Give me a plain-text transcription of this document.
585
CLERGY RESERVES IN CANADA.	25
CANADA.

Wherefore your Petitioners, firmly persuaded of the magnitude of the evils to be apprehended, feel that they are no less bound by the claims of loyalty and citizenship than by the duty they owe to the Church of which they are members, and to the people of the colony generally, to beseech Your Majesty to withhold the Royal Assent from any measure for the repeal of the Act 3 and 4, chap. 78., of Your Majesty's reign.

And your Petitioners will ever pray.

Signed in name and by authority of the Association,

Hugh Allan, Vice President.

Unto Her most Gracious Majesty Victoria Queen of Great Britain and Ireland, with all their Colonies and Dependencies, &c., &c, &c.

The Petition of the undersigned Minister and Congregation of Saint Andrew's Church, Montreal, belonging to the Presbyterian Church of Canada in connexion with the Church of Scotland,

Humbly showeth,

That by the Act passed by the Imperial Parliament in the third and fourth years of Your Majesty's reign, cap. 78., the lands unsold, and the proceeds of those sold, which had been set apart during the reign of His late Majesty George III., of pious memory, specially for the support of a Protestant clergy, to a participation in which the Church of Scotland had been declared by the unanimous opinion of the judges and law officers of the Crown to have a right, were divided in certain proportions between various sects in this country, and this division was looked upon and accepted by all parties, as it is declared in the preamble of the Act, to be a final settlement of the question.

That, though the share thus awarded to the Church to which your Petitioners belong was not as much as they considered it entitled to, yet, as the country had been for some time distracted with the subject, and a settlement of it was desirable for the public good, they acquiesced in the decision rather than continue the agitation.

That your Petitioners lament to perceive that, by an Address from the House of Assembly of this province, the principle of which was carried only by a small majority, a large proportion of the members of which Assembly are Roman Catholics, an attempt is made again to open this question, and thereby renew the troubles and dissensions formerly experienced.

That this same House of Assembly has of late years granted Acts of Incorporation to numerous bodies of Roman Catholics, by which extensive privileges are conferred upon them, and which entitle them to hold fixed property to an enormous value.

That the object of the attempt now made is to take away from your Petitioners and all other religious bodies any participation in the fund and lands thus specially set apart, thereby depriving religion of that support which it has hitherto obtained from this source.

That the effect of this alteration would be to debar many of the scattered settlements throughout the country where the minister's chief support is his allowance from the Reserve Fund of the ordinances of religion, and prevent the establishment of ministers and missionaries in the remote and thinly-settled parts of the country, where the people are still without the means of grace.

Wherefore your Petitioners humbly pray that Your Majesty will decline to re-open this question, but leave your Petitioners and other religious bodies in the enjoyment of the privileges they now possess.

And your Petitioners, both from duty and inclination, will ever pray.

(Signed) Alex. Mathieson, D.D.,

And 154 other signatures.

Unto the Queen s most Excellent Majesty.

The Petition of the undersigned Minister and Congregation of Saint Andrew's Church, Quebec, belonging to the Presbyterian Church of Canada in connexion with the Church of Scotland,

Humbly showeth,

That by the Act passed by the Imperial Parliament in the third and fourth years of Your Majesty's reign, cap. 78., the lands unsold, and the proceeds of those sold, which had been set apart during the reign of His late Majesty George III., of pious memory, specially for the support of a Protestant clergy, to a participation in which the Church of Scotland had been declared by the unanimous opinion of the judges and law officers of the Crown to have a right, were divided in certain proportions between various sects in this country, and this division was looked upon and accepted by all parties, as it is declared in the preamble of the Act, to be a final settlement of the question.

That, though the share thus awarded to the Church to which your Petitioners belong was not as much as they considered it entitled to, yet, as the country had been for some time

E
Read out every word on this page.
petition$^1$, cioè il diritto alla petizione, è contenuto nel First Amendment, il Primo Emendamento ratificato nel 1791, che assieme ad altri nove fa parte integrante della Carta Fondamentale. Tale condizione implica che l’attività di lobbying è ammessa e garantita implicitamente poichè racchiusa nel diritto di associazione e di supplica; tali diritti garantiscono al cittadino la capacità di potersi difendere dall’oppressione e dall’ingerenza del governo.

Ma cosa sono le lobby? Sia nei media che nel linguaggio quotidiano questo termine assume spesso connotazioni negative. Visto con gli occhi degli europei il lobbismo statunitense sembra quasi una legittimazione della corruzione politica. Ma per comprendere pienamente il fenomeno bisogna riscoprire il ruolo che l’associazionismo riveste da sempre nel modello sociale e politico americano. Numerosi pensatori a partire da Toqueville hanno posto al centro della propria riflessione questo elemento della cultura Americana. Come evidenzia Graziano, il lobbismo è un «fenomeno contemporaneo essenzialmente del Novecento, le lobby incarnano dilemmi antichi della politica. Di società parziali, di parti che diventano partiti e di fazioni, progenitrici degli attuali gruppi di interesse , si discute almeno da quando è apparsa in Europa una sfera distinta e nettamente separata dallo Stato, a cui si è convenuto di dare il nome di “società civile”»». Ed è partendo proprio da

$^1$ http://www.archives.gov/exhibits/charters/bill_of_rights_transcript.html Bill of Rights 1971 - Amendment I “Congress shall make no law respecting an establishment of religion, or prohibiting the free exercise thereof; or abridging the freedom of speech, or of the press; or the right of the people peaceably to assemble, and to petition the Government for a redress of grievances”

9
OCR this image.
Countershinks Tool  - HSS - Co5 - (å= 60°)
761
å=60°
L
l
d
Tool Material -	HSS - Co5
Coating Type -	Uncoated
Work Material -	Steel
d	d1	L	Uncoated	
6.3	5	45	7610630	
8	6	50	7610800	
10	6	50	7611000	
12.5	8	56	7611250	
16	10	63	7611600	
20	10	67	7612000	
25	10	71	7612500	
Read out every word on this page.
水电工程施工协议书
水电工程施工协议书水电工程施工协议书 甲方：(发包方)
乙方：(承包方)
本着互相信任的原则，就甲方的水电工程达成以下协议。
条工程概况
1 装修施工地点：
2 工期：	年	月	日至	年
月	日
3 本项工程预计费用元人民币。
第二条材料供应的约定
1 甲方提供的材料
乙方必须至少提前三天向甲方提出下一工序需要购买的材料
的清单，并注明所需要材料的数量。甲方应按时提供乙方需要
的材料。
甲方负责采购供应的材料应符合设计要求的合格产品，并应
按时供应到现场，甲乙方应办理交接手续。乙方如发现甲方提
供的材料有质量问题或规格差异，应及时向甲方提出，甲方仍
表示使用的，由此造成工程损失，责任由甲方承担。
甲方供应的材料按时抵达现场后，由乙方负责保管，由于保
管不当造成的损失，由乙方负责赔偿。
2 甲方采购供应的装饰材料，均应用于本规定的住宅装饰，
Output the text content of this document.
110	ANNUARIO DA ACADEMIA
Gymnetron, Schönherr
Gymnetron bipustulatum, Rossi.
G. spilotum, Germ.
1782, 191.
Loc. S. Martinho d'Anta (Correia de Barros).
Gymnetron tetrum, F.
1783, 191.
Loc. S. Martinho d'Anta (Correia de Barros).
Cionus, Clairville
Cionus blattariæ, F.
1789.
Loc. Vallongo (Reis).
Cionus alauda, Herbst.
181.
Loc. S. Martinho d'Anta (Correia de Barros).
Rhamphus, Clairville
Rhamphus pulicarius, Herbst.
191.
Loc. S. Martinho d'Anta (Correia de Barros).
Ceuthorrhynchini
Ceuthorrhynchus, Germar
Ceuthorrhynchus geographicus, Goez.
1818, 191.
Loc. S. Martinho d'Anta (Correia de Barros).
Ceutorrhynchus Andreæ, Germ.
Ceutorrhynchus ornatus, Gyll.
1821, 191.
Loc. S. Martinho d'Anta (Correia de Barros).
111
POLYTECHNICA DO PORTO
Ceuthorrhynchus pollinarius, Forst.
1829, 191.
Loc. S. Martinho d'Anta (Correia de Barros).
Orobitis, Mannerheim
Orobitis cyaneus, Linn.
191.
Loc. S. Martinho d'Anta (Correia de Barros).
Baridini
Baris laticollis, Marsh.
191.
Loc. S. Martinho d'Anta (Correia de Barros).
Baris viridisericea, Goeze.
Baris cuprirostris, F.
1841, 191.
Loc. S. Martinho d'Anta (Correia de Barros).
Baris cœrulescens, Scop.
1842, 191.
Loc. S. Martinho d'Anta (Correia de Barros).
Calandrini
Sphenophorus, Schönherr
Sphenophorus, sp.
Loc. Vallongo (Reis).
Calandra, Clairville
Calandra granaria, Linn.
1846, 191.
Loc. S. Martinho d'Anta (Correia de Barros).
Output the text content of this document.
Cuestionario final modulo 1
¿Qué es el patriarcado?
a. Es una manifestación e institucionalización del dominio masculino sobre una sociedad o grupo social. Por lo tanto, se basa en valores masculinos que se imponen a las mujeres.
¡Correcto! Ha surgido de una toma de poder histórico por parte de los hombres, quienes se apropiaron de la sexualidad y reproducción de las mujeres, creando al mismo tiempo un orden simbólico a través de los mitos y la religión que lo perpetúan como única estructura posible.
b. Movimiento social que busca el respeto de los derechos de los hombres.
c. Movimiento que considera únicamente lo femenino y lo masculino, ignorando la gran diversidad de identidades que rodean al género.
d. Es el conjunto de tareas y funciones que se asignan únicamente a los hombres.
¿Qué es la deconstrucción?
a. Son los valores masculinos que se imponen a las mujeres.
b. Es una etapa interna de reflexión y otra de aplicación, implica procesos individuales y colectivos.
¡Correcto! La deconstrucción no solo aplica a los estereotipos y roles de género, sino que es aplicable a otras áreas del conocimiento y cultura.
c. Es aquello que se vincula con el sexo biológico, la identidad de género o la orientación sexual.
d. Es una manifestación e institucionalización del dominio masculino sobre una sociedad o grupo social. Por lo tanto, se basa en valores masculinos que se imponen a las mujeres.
◇ ◇ ◇ ◇ ◇
- [What to do]
What is the number of lines in the data holding the word "únicamente"? Reply with that number only.

- [Answer for this exercise]
2